▶ [EXERCISE]: In full and without change, return each entry.

▶ [INPUT DATA]:
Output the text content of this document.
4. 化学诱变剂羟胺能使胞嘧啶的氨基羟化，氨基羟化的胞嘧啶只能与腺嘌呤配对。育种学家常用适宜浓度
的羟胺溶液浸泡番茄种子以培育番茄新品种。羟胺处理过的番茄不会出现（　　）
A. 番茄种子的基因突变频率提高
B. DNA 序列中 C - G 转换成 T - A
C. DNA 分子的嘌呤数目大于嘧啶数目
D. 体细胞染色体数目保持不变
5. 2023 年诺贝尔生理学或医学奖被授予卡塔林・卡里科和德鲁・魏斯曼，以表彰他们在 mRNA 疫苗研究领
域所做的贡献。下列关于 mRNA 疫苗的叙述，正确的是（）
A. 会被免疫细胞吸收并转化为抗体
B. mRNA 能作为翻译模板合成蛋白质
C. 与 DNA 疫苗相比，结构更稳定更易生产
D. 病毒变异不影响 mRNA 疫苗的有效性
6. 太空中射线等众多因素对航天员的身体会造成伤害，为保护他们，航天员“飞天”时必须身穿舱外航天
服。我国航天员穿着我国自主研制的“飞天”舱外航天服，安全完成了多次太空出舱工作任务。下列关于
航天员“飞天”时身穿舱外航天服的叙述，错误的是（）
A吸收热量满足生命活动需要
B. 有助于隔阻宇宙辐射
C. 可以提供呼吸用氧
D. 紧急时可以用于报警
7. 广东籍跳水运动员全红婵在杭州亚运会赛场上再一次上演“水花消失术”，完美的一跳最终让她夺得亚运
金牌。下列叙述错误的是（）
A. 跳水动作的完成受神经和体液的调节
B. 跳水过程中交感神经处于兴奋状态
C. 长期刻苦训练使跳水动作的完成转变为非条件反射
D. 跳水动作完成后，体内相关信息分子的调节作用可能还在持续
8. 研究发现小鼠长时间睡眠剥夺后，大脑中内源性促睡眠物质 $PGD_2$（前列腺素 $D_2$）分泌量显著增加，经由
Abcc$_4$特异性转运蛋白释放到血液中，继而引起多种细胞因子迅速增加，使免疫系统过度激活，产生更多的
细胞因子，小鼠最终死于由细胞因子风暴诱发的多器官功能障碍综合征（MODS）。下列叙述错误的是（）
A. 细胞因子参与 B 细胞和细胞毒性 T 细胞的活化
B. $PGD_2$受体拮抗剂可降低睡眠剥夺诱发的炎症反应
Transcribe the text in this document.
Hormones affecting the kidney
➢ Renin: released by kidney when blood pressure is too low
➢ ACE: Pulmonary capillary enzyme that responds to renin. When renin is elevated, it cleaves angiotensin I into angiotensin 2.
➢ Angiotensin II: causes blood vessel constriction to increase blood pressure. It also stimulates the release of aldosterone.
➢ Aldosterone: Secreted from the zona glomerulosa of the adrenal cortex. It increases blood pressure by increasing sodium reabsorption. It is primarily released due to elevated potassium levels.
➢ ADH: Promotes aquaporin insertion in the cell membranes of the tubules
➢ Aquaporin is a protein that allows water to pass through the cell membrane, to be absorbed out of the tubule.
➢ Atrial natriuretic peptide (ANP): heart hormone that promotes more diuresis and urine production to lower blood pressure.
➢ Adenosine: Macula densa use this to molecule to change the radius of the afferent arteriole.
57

▶ [ANSWER BELOW]:
Output the text content of this document.
4. 化学诱变剂羟胺能使胞嘧啶的氨基羟化，氨基羟化的胞嘧啶只能与腺嘌呤配对。育种学家常用适宜浓度
的羟胺溶液浸泡番茄种子以培育番茄新品种。羟胺处理过的番茄不会出现（　　）
A. 番茄种子的基因突变频率提高
B. DNA 序列中 C - G 转换成 T - A
C. DNA 分子的嘌呤数目大于嘧啶数目
D. 体细胞染色体数目保持不变
5. 2023 年诺贝尔生理学或医学奖被授予卡塔林・卡里科和德鲁・魏斯曼，以表彰他们在 mRNA 疫苗研究领
域所做的贡献。下列关于 mRNA 疫苗的叙述，正确的是（）
A. 会被免疫细胞吸收并转化为抗体
B. mRNA 能作为翻译模板合成蛋白质
C. 与 DNA 疫苗相比，结构更稳定更易生产
D. 病毒变异不影响 mRNA 疫苗的有效性
6. 太空中射线等众多因素对航天员的身体会造成伤害，为保护他们，航天员“飞天”时必须身穿舱外航天
服。我国航天员穿着我国自主研制的“飞天”舱外航天服，安全完成了多次太空出舱工作任务。下列关于
航天员“飞天”时身穿舱外航天服的叙述，错误的是（）
A吸收热量满足生命活动需要
B. 有助于隔阻宇宙辐射
C. 可以提供呼吸用氧
D. 紧急时可以用于报警
7. 广东籍跳水运动员全红婵在杭州亚运会赛场上再一次上演“水花消失术”，完美的一跳最终让她夺得亚运
金牌。下列叙述错误的是（）
A. 跳水动作的完成受神经和体液的调节
B. 跳水过程中交感神经处于兴奋状态
C. 长期刻苦训练使跳水动作的完成转变为非条件反射
D. 跳水动作完成后，体内相关信息分子的调节作用可能还在持续
8. 研究发现小鼠长时间睡眠剥夺后，大脑中内源性促睡眠物质 $PGD_2$（前列腺素 $D_2$）分泌量显著增加，经由
Abcc$_4$特异性转运蛋白释放到血液中，继而引起多种细胞因子迅速增加，使免疫系统过度激活，产生更多的
细胞因子，小鼠最终死于由细胞因子风暴诱发的多器官功能障碍综合征（MODS）。下列叙述错误的是（）
A. 细胞因子参与 B 细胞和细胞毒性 T 细胞的活化
B. $PGD_2$受体拮抗剂可降低睡眠剥夺诱发的炎症反应
Transcribe the text in this document.
Hormones affecting the kidney
➢ Renin: released by kidney when blood pressure is too low
➢ ACE: Pulmonary capillary enzyme that responds to renin. When renin is elevated, it cleaves angiotensin I into angiotensin 2.
➢ Angiotensin II: causes blood vessel constriction to increase blood pressure. It also stimulates the release of aldosterone.
➢ Aldosterone: Secreted from the zona glomerulosa of the adrenal cortex. It increases blood pressure by increasing sodium reabsorption. It is primarily released due to elevated potassium levels.
➢ ADH: Promotes aquaporin insertion in the cell membranes of the tubules
➢ Aquaporin is a protein that allows water to pass through the cell membrane, to be absorbed out of the tubule.
➢ Atrial natriuretic peptide (ANP): heart hormone that promotes more diuresis and urine production to lower blood pressure.
➢ Adenosine: Macula densa use this to molecule to change the radius of the afferent arteriole.
57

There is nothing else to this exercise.